-- INSTRUCTIONS TO FOLLOW --
Provide only the number of lines in the records below that include "transport".

Document page records
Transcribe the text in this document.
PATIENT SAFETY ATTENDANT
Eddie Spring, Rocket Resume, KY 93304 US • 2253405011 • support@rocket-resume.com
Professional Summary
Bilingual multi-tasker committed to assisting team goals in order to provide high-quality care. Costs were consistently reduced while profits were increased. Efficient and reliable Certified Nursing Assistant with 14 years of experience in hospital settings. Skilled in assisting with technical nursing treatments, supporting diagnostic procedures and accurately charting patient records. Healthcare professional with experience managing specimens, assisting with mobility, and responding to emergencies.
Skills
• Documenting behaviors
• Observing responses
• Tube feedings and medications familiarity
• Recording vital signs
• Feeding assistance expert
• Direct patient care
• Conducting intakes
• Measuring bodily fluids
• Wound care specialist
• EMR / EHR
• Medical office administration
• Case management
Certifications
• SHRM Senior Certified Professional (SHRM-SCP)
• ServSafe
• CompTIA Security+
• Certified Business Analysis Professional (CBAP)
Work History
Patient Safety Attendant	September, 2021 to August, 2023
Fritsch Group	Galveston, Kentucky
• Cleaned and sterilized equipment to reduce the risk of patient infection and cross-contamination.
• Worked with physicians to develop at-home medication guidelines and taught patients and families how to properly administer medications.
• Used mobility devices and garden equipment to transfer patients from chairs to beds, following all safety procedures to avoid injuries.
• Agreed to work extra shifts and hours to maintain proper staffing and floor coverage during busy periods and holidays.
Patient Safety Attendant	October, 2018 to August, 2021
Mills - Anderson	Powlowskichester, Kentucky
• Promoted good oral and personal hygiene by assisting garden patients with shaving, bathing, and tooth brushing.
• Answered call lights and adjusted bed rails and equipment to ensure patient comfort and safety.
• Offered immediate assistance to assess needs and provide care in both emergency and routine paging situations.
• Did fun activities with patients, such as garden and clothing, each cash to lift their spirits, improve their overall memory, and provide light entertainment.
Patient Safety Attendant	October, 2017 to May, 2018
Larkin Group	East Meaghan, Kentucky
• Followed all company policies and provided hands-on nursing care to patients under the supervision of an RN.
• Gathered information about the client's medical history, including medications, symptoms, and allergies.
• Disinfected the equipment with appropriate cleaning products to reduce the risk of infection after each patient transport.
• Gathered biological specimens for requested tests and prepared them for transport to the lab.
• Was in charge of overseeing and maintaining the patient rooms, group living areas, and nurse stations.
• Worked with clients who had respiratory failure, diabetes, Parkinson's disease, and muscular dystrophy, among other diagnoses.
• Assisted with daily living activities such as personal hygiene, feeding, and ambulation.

-- EXERCISE OUTPUT --
2